▶ **THE TASK**
Select the lines below containing the word "only".
_ _ _ _ _
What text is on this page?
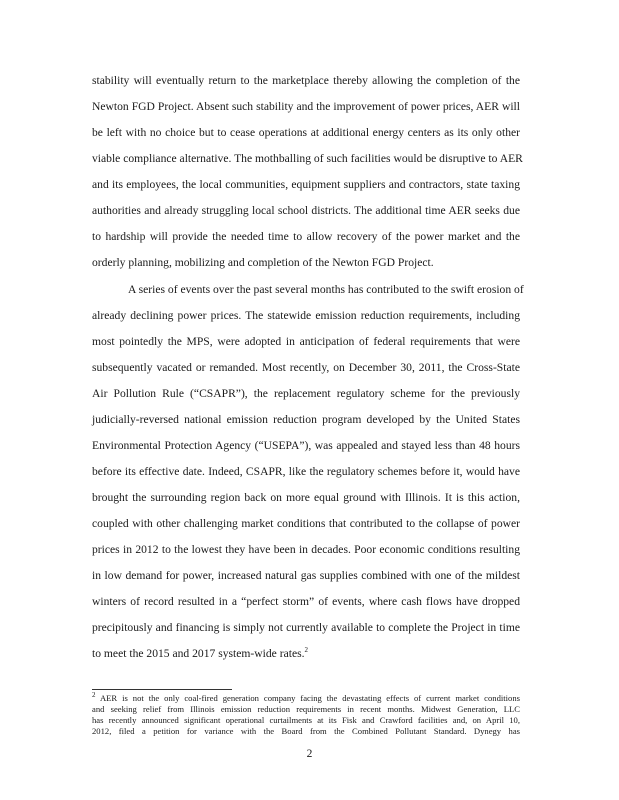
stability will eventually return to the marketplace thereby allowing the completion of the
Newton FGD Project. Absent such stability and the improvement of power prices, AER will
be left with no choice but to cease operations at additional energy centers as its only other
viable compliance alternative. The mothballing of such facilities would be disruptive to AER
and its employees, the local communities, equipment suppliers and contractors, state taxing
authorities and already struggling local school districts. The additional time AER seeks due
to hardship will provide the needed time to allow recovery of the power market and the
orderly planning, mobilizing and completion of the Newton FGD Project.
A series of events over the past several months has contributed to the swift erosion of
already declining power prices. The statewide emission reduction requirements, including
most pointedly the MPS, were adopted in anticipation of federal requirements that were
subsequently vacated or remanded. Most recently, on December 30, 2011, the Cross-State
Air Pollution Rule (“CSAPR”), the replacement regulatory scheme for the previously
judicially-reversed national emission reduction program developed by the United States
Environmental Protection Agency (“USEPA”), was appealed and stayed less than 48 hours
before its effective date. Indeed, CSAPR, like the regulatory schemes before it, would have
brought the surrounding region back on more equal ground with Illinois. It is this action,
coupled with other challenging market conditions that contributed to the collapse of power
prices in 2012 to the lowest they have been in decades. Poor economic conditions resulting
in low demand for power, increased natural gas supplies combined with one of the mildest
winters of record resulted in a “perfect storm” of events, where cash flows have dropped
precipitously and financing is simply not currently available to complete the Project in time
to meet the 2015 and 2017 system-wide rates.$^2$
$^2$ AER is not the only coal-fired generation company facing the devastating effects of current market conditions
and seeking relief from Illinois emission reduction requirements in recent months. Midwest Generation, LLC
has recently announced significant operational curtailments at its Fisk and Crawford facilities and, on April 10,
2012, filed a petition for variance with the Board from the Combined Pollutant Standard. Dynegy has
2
_ _ _ _ _
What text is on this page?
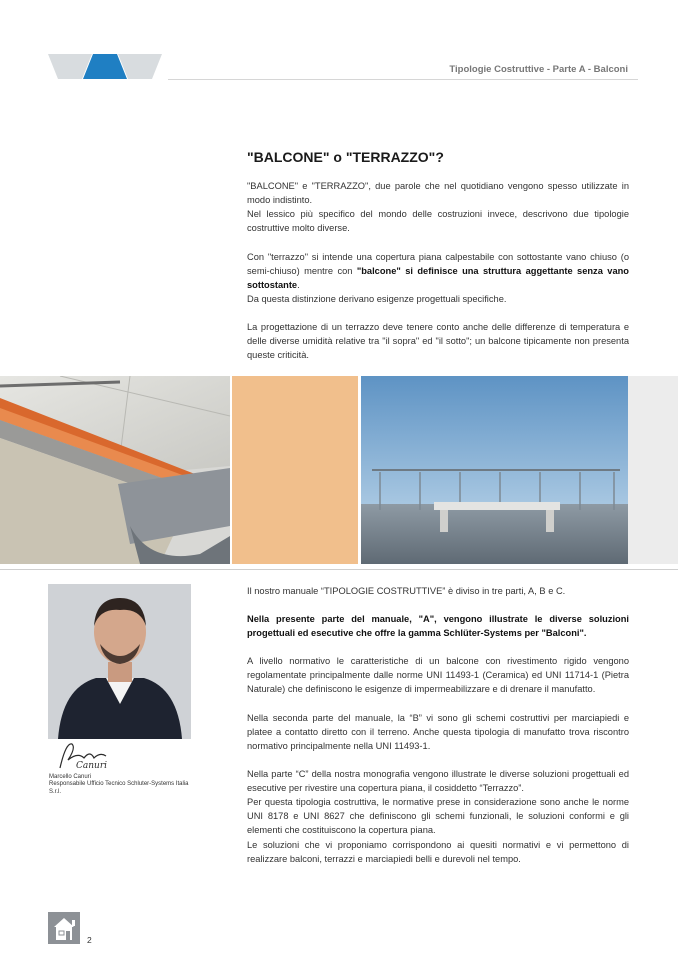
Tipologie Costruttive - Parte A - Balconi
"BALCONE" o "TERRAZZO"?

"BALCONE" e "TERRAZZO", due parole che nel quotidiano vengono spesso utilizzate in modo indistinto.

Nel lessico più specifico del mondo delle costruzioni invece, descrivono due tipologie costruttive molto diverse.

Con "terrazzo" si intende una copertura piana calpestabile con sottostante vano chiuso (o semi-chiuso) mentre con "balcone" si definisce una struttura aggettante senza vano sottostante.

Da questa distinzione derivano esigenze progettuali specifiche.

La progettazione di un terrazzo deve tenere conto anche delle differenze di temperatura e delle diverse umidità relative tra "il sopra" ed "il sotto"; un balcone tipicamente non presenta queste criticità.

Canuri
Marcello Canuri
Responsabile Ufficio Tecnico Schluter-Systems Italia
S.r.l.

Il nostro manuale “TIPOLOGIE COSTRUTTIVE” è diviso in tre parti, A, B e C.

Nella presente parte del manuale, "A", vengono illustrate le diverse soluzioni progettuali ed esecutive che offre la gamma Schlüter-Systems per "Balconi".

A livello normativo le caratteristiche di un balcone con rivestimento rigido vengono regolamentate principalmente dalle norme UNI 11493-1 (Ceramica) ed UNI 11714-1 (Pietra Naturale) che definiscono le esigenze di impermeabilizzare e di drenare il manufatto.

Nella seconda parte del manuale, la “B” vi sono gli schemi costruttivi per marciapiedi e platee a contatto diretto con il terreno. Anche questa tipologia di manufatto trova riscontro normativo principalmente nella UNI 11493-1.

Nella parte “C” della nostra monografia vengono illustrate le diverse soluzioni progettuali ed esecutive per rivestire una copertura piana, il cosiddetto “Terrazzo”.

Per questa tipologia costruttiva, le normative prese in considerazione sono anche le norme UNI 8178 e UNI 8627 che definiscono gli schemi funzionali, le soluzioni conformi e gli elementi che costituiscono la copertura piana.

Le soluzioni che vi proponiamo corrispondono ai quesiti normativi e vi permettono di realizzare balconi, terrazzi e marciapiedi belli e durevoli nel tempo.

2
_ _ _ _ _
▶ **EXERCISE ANSWER**
be left with no choice but to cease operations at additional energy centers as its only other
$^2$ AER is not the only coal-fired generation company facing the devastating effects of current market conditions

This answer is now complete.